WHAT YOU HAVE TO DO: Please answer from the Linux kernel vulnerability summaries: which function in the team driver incorrectly copies header_ops from non-Ethernet lower devices?

DOCUMENT TEXT:
════════

Double-free memory corruption in Linux kernel bcmasp network driver allows local authenticated attackers with low privileges to achieve arbitrary code execution, privilege escalation, or system crash. The vulnerability affects kernel versions 6.6 through early 7.0 release candidates. Vendor patches available across stable branches (6.12.80, 6.18.21, 6.19.11, 7.0). EPSS score of 0.02% (5th percentile) indicates very low real-world exploitation probability, and no active exploitation or public POC has been identified. This represents a low-priority issue for most environments despite the 7.8 CVSS score, as it requires local authenticated access and affects only systems using the specific bcmasp Broadcom network driver.
Out-of-bounds memory write in Linux kernel iavf (Intel Adaptive Virtual Function) driver allows local authenticated attackers with low privileges to achieve high confidentiality, integrity, and availability impact via race condition during concurrent ethtool operations. The vulnerability stems from inconsistent use of queue counters (real_num_tx_queues vs num_active_queues vs num_tx_queues) across ethtool statistics functions, enabling memory corruption when changing network channels via 'ethtool -L' while simultaneously querying statistics with 'ethtool -S'. Patches available for kernel versions 6.12.80, 6.18.21, 6.19.11, and 7.0. EPSS exploitation probability is low (0.02%, 5th percentile) with no public exploit or active exploitation identified at time of analysis.
Type confusion in Linux kernel team driver allows local authenticated users to trigger memory corruption and potential privilege escalation. The team_setup_by_port() function incorrectly copies header_ops from non-Ethernet lower devices (such as GRE interfaces) without proper context validation, causing callbacks like dev_hard_header() to interpret netdev_priv() as the wrong structure type when processing stacked network topologies (e.g., gre → bond → team). While CVSS rates this 7.8 (High), EPSS probability is very low at 0.02% (5th percentile), and no active exploitation or public POC has been identified. Vendor patches are available across multiple stable kernel branches (6.12.80, 6.18.21, 6.19.11, 7.0).

════════

DATASET ROWS:
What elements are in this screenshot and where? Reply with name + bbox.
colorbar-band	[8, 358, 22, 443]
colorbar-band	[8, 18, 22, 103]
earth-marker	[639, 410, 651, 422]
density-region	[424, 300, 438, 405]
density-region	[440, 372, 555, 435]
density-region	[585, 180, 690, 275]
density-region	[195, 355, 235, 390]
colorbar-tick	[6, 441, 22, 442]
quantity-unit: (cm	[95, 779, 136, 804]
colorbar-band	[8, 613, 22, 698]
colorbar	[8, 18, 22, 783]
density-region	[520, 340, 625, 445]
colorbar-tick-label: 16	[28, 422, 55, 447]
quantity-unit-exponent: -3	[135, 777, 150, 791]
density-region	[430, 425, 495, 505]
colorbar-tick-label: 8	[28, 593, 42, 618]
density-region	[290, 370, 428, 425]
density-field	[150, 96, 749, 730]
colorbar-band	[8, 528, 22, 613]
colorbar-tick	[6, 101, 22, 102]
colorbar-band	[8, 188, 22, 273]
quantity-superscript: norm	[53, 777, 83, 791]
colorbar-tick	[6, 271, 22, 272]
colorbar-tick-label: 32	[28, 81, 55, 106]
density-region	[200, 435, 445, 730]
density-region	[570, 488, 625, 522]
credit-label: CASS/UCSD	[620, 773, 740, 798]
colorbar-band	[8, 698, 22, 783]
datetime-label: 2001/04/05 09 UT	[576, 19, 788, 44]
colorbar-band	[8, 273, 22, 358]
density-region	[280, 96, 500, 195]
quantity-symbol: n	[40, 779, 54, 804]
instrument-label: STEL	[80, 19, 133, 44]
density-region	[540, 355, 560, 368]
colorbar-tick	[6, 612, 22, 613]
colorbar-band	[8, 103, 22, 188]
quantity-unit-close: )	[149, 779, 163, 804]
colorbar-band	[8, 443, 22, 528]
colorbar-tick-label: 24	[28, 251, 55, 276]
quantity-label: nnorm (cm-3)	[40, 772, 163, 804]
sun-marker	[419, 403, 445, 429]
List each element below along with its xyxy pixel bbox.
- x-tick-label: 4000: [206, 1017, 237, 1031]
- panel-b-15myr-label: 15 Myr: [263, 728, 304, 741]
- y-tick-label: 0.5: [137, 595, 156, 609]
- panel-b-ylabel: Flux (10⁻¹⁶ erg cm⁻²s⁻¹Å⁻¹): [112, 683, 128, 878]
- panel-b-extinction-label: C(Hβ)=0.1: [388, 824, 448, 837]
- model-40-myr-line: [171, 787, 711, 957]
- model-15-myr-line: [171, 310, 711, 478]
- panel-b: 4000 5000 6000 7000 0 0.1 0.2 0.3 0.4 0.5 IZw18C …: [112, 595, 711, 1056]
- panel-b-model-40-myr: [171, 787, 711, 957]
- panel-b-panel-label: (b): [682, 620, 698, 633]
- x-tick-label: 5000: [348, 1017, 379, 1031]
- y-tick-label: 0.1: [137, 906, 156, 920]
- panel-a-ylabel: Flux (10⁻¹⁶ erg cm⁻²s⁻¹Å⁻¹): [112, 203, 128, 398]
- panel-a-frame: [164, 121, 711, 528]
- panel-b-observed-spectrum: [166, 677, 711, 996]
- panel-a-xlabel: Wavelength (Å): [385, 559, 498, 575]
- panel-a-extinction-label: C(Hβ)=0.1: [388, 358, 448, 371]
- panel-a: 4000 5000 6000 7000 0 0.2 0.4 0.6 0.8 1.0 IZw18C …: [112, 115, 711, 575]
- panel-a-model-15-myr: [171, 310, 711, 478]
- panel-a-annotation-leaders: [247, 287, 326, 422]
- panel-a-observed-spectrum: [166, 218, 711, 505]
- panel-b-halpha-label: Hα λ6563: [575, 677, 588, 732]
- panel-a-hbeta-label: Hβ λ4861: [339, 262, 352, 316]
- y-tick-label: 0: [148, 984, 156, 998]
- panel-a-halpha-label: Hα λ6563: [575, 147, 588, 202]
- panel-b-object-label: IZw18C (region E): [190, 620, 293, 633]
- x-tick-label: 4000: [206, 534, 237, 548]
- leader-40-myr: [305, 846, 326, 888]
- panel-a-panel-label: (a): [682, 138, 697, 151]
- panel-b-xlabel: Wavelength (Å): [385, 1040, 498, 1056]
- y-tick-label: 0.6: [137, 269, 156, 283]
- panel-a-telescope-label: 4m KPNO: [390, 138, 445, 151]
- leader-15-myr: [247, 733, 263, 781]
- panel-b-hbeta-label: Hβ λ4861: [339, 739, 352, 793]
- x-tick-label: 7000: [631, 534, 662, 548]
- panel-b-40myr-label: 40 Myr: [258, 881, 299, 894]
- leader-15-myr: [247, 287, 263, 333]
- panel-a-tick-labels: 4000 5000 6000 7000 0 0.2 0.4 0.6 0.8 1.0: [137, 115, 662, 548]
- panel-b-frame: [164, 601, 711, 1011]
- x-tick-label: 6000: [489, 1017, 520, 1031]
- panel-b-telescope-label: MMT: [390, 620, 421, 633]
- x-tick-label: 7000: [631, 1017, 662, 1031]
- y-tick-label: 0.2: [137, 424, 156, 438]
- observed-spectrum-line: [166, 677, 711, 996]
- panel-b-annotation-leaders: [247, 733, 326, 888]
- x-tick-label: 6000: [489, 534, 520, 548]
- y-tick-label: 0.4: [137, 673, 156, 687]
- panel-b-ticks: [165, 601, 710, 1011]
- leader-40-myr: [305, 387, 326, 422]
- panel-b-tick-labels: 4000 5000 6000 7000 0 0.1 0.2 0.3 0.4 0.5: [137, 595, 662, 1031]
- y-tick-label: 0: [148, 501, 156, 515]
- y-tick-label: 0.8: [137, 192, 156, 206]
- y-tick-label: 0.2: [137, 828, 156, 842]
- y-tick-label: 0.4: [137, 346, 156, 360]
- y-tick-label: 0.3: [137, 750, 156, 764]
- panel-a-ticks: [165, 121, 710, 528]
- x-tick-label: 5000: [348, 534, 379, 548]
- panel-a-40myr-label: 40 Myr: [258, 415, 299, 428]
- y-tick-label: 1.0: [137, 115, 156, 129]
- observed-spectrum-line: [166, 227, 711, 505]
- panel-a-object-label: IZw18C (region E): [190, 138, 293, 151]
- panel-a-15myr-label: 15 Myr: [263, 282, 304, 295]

════════

SOLUTION: team_setup_by_port()